── MATERIAL

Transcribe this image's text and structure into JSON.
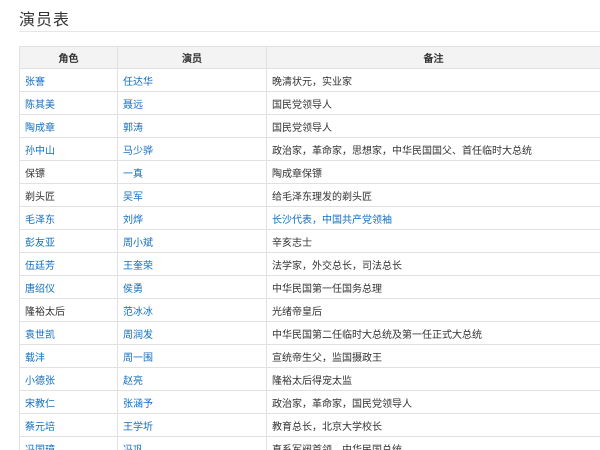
{
  "page": {
    "title": "演员表"
  },
  "colors": {
    "link": "#136ec2",
    "text": "#333333",
    "header_bg": "#f3f3f3",
    "border": "#e1e1e1"
  },
  "table": {
    "headers": [
      "角色",
      "演员",
      "备注"
    ],
    "rows": [
      {
        "role": "张謇",
        "role_link": true,
        "actor": "任达华",
        "actor_link": true,
        "note": "晚清状元，实业家",
        "note_link": false
      },
      {
        "role": "陈其美",
        "role_link": true,
        "actor": "聂远",
        "actor_link": true,
        "note": "国民党领导人",
        "note_link": false
      },
      {
        "role": "陶成章",
        "role_link": true,
        "actor": "郭涛",
        "actor_link": true,
        "note": "国民党领导人",
        "note_link": false
      },
      {
        "role": "孙中山",
        "role_link": true,
        "actor": "马少骅",
        "actor_link": true,
        "note": "政治家，革命家，思想家，中华民国国父、首任临时大总统",
        "note_link": false
      },
      {
        "role": "保镖",
        "role_link": false,
        "actor": "一真",
        "actor_link": true,
        "note": "陶成章保镖",
        "note_link": false
      },
      {
        "role": "剃头匠",
        "role_link": false,
        "actor": "吴军",
        "actor_link": true,
        "note": "给毛泽东理发的剃头匠",
        "note_link": false
      },
      {
        "role": "毛泽东",
        "role_link": true,
        "actor": "刘烨",
        "actor_link": true,
        "note": "长沙代表，中国共产党领袖",
        "note_link": true
      },
      {
        "role": "彭友亚",
        "role_link": true,
        "actor": "周小斌",
        "actor_link": true,
        "note": "辛亥志士",
        "note_link": false
      },
      {
        "role": "伍廷芳",
        "role_link": true,
        "actor": "王奎荣",
        "actor_link": true,
        "note": "法学家，外交总长，司法总长",
        "note_link": false
      },
      {
        "role": "唐绍仪",
        "role_link": true,
        "actor": "侯勇",
        "actor_link": true,
        "note": "中华民国第一任国务总理",
        "note_link": false
      },
      {
        "role": "隆裕太后",
        "role_link": false,
        "actor": "范冰冰",
        "actor_link": true,
        "note": "光绪帝皇后",
        "note_link": false
      },
      {
        "role": "袁世凯",
        "role_link": true,
        "actor": "周润发",
        "actor_link": true,
        "note": "中华民国第二任临时大总统及第一任正式大总统",
        "note_link": false
      },
      {
        "role": "载沣",
        "role_link": true,
        "actor": "周一围",
        "actor_link": true,
        "note": "宣统帝生父，监国摄政王",
        "note_link": false
      },
      {
        "role": "小德张",
        "role_link": true,
        "actor": "赵亮",
        "actor_link": true,
        "note": "隆裕太后得宠太监",
        "note_link": false
      },
      {
        "role": "宋教仁",
        "role_link": true,
        "actor": "张涵予",
        "actor_link": true,
        "note": "政治家，革命家，国民党领导人",
        "note_link": false
      },
      {
        "role": "蔡元培",
        "role_link": true,
        "actor": "王学圻",
        "actor_link": true,
        "note": "教育总长，北京大学校长",
        "note_link": false
      },
      {
        "role": "冯国璋",
        "role_link": true,
        "actor": "冯巩",
        "actor_link": true,
        "note": "直系军阀首领，中华民国总统",
        "note_link": false
      }
    ]
  }
}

────

*DIRECTIVE:* Would you set down the listing exactly, omitting pictures?

*REPLY:*
Transcribe this image's text and structure into JSON.
{
  "page": {
    "title": "演员表"
  },
  "colors": {
    "link": "#136ec2",
    "text": "#333333",
    "header_bg": "#f3f3f3",
    "border": "#e1e1e1"
  },
  "table": {
    "headers": [
      "角色",
      "演员",
      "备注"
    ],
    "rows": [
      {
        "role": "张謇",
        "role_link": true,
        "actor": "任达华",
        "actor_link": true,
        "note": "晚清状元，实业家",
        "note_link": false
      },
      {
        "role": "陈其美",
        "role_link": true,
        "actor": "聂远",
        "actor_link": true,
        "note": "国民党领导人",
        "note_link": false
      },
      {
        "role": "陶成章",
        "role_link": true,
        "actor": "郭涛",
        "actor_link": true,
        "note": "国民党领导人",
        "note_link": false
      },
      {
        "role": "孙中山",
        "role_link": true,
        "actor": "马少骅",
        "actor_link": true,
        "note": "政治家，革命家，思想家，中华民国国父、首任临时大总统",
        "note_link": false
      },
      {
        "role": "保镖",
        "role_link": false,
        "actor": "一真",
        "actor_link": true,
        "note": "陶成章保镖",
        "note_link": false
      },
      {
        "role": "剃头匠",
        "role_link": false,
        "actor": "吴军",
        "actor_link": true,
        "note": "给毛泽东理发的剃头匠",
        "note_link": false
      },
      {
        "role": "毛泽东",
        "role_link": true,
        "actor": "刘烨",
        "actor_link": true,
        "note": "长沙代表，中国共产党领袖",
        "note_link": true
      },
      {
        "role": "彭友亚",
        "role_link": true,
        "actor": "周小斌",
        "actor_link": true,
        "note": "辛亥志士",
        "note_link": false
      },
      {
        "role": "伍廷芳",
        "role_link": true,
        "actor": "王奎荣",
        "actor_link": true,
        "note": "法学家，外交总长，司法总长",
        "note_link": false
      },
      {
        "role": "唐绍仪",
        "role_link": true,
        "actor": "侯勇",
        "actor_link": true,
        "note": "中华民国第一任国务总理",
        "note_link": false
      },
      {
        "role": "隆裕太后",
        "role_link": false,
        "actor": "范冰冰",
        "actor_link": true,
        "note": "光绪帝皇后",
        "note_link": false
      },
      {
        "role": "袁世凯",
        "role_link": true,
        "actor": "周润发",
        "actor_link": true,
        "note": "中华民国第二任临时大总统及第一任正式大总统",
        "note_link": false
      },
      {
        "role": "载沣",
        "role_link": true,
        "actor": "周一围",
        "actor_link": true,
        "note": "宣统帝生父，监国摄政王",
        "note_link": false
      },
      {
        "role": "小德张",
        "role_link": true,
        "actor": "赵亮",
        "actor_link": true,
        "note": "隆裕太后得宠太监",
        "note_link": false
      },
      {
        "role": "宋教仁",
        "role_link": true,
        "actor": "张涵予",
        "actor_link": true,
        "note": "政治家，革命家，国民党领导人",
        "note_link": false
      },
      {
        "role": "蔡元培",
        "role_link": true,
        "actor": "王学圻",
        "actor_link": true,
        "note": "教育总长，北京大学校长",
        "note_link": false
      },
      {
        "role": "冯国璋",
        "role_link": true,
        "actor": "冯巩",
        "actor_link": true,
        "note": "直系军阀首领，中华民国总统",
        "note_link": false
      }
    ]
  }
}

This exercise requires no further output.